# GOAL OF THE EXERCISE
Exclude images and print all the records verbatim.

Figure content listings:
☆ ☆ ☆

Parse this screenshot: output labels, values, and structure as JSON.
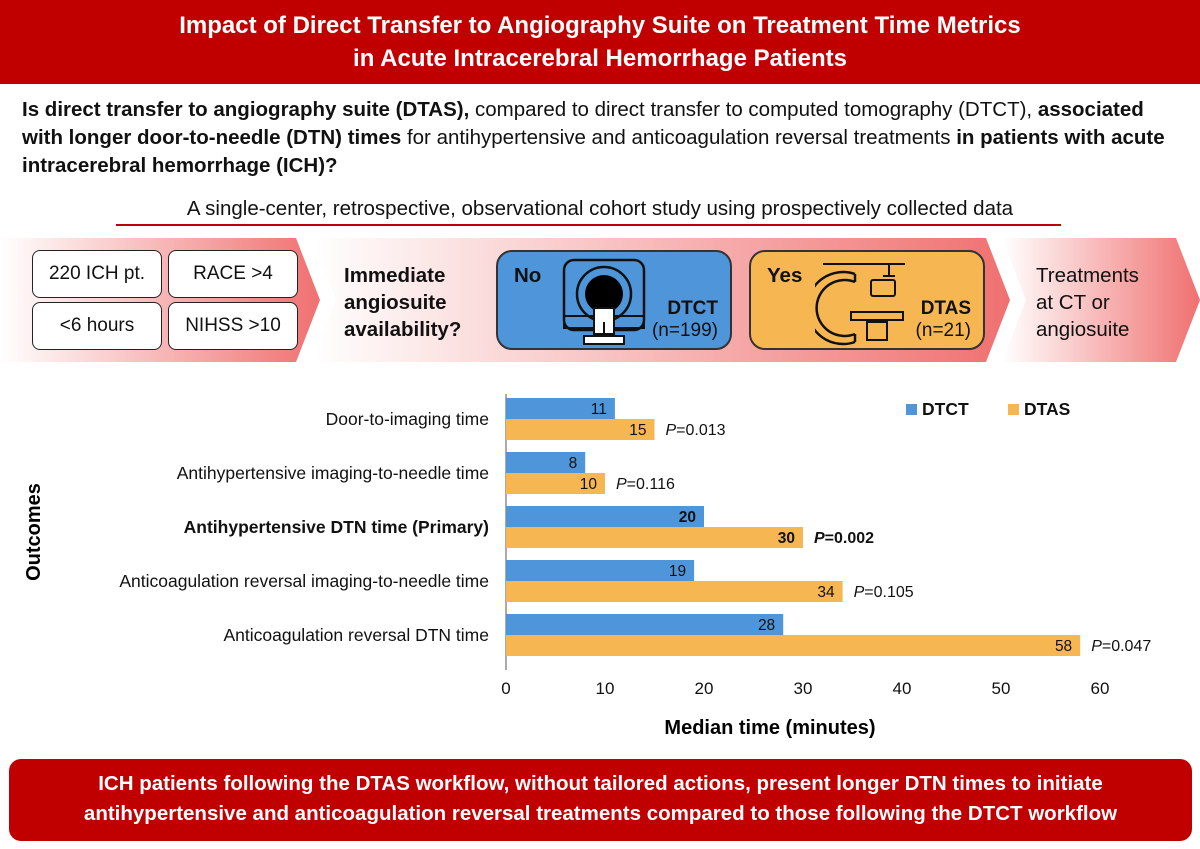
{
  "header": {
    "title_line1": "Impact of Direct Transfer to Angiography Suite on Treatment Time Metrics",
    "title_line2": "in Acute Intracerebral Hemorrhage Patients"
  },
  "question": {
    "part1_bold": "Is direct transfer to angiography suite (DTAS),",
    "part2": " compared to direct transfer to computed tomography (DTCT), ",
    "part3_bold": "associated with longer door-to-needle (DTN) times",
    "part4": " for antihypertensive and anticoagulation reversal treatments ",
    "part5_bold": "in patients with acute intracerebral hemorrhage (ICH)?"
  },
  "design": "A single-center, retrospective, observational cohort study using prospectively collected data",
  "criteria": [
    "220 ICH pt.",
    "RACE >4",
    "<6 hours",
    "NIHSS >10"
  ],
  "decision": {
    "question_line1": "Immediate",
    "question_line2": "angiosuite",
    "question_line3": "availability?",
    "no": {
      "label": "No",
      "code": "DTCT",
      "n": "(n=199)",
      "color": "#4e95d9"
    },
    "yes": {
      "label": "Yes",
      "code": "DTAS",
      "n": "(n=21)",
      "color": "#f6b753"
    },
    "treat_line1": "Treatments",
    "treat_line2": "at CT or",
    "treat_line3": "angiosuite"
  },
  "chart_data": {
    "type": "bar",
    "orientation": "horizontal",
    "ylabel": "Outcomes",
    "xlabel": "Median time (minutes)",
    "xlim": [
      0,
      60
    ],
    "xticks": [
      0,
      10,
      20,
      30,
      40,
      50,
      60
    ],
    "legend_position": "top-right",
    "categories": [
      "Door-to-imaging time",
      "Antihypertensive imaging-to-needle time",
      "Antihypertensive DTN time (Primary)",
      "Anticoagulation reversal imaging-to-needle time",
      "Anticoagulation reversal DTN time"
    ],
    "highlight_index": 2,
    "series": [
      {
        "name": "DTCT",
        "color": "#4e95d9",
        "values": [
          11,
          8,
          20,
          19,
          28
        ]
      },
      {
        "name": "DTAS",
        "color": "#f6b753",
        "values": [
          15,
          10,
          30,
          34,
          58
        ]
      }
    ],
    "p_label": "P",
    "p_values": [
      "=0.013",
      "=0.116",
      "=0.002",
      "=0.105",
      "=0.047"
    ]
  },
  "conclusion": {
    "line1": "ICH patients following the DTAS workflow, without tailored actions, present longer DTN times to initiate",
    "line2": "antihypertensive and anticoagulation reversal treatments compared to those following the DTCT workflow"
  }
}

☆ ☆ ☆

# TASK SOLUTION
Parse this screenshot: output labels, values, and structure as JSON.
{
  "header": {
    "title_line1": "Impact of Direct Transfer to Angiography Suite on Treatment Time Metrics",
    "title_line2": "in Acute Intracerebral Hemorrhage Patients"
  },
  "question": {
    "part1_bold": "Is direct transfer to angiography suite (DTAS),",
    "part2": " compared to direct transfer to computed tomography (DTCT), ",
    "part3_bold": "associated with longer door-to-needle (DTN) times",
    "part4": " for antihypertensive and anticoagulation reversal treatments ",
    "part5_bold": "in patients with acute intracerebral hemorrhage (ICH)?"
  },
  "design": "A single-center, retrospective, observational cohort study using prospectively collected data",
  "criteria": [
    "220 ICH pt.",
    "RACE >4",
    "<6 hours",
    "NIHSS >10"
  ],
  "decision": {
    "question_line1": "Immediate",
    "question_line2": "angiosuite",
    "question_line3": "availability?",
    "no": {
      "label": "No",
      "code": "DTCT",
      "n": "(n=199)",
      "color": "#4e95d9"
    },
    "yes": {
      "label": "Yes",
      "code": "DTAS",
      "n": "(n=21)",
      "color": "#f6b753"
    },
    "treat_line1": "Treatments",
    "treat_line2": "at CT or",
    "treat_line3": "angiosuite"
  },
  "chart_data": {
    "type": "bar",
    "orientation": "horizontal",
    "ylabel": "Outcomes",
    "xlabel": "Median time (minutes)",
    "xlim": [
      0,
      60
    ],
    "xticks": [
      0,
      10,
      20,
      30,
      40,
      50,
      60
    ],
    "legend_position": "top-right",
    "categories": [
      "Door-to-imaging time",
      "Antihypertensive imaging-to-needle time",
      "Antihypertensive DTN time (Primary)",
      "Anticoagulation reversal imaging-to-needle time",
      "Anticoagulation reversal DTN time"
    ],
    "highlight_index": 2,
    "series": [
      {
        "name": "DTCT",
        "color": "#4e95d9",
        "values": [
          11,
          8,
          20,
          19,
          28
        ]
      },
      {
        "name": "DTAS",
        "color": "#f6b753",
        "values": [
          15,
          10,
          30,
          34,
          58
        ]
      }
    ],
    "p_label": "P",
    "p_values": [
      "=0.013",
      "=0.116",
      "=0.002",
      "=0.105",
      "=0.047"
    ]
  },
  "conclusion": {
    "line1": "ICH patients following the DTAS workflow, without tailored actions, present longer DTN times to initiate",
    "line2": "antihypertensive and anticoagulation reversal treatments compared to those following the DTCT workflow"
  }
}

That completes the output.